▶ **Aim**
Each line that contains the string "include" counts once; report how many such lines appear in the data, as a number only.

▶ **Records supplied**

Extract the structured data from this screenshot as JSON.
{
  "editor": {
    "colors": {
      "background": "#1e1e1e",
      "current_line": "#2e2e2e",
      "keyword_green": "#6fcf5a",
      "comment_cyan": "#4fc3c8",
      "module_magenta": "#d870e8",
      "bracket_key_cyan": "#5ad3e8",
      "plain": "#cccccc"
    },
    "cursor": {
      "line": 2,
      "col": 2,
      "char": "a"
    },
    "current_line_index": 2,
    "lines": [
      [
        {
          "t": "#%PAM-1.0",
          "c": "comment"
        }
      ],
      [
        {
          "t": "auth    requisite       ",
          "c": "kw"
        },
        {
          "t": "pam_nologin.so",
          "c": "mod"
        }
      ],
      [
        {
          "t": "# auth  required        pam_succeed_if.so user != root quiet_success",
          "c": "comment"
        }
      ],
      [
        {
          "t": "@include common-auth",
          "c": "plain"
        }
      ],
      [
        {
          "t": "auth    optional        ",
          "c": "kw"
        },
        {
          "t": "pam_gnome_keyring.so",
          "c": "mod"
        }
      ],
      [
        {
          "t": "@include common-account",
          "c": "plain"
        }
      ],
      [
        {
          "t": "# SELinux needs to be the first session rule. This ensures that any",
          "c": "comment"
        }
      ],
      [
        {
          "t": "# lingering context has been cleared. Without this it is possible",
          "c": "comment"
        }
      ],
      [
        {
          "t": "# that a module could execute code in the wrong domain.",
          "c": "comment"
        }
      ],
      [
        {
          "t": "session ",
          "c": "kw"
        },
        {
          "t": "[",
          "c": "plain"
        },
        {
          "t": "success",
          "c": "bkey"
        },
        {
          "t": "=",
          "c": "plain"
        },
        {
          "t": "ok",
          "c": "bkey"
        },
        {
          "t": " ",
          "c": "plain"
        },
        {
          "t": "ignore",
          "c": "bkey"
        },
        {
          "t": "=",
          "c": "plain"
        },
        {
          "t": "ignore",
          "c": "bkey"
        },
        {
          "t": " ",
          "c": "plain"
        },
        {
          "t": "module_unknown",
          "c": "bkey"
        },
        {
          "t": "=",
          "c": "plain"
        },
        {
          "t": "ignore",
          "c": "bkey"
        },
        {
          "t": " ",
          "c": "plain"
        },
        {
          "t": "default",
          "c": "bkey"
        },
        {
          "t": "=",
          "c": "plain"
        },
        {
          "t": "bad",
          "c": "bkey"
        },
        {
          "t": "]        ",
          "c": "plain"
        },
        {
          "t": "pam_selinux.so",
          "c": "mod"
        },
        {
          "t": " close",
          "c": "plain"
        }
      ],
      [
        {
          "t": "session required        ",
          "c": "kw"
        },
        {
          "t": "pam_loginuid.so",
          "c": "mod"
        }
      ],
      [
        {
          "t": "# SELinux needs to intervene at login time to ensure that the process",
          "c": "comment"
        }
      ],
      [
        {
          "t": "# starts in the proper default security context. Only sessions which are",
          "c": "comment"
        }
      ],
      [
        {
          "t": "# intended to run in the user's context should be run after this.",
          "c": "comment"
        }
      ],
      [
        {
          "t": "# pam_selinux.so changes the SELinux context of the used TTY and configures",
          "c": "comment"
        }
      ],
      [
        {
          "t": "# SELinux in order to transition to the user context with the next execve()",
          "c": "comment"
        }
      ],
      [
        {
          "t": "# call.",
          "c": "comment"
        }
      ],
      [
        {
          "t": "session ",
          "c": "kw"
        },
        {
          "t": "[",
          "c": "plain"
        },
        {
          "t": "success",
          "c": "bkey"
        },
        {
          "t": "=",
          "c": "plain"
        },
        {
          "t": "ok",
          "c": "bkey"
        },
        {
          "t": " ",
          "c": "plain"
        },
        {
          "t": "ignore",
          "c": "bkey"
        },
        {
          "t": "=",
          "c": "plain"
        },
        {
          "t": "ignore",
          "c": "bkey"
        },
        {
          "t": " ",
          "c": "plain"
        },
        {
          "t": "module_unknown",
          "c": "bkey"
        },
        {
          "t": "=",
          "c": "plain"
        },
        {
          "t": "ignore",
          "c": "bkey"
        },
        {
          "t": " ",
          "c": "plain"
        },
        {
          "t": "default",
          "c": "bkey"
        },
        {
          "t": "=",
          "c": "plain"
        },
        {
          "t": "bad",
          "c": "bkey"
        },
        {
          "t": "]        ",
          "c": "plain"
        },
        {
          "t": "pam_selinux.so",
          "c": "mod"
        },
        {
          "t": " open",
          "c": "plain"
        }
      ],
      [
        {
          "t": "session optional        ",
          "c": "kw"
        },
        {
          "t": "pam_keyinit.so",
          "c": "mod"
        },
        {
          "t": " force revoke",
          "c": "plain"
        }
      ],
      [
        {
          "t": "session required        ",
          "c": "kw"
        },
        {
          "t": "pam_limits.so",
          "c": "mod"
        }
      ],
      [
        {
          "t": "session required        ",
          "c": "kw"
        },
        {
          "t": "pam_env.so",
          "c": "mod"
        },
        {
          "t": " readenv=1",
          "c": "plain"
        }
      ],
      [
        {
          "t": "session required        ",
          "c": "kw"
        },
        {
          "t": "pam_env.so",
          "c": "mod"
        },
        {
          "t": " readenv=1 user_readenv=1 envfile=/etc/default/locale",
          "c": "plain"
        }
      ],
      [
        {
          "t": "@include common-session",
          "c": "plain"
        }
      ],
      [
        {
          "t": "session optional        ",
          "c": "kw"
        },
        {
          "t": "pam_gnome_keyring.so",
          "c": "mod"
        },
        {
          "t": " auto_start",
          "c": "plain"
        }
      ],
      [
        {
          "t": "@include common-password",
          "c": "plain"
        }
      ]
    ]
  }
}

▶ **Exercise result**
4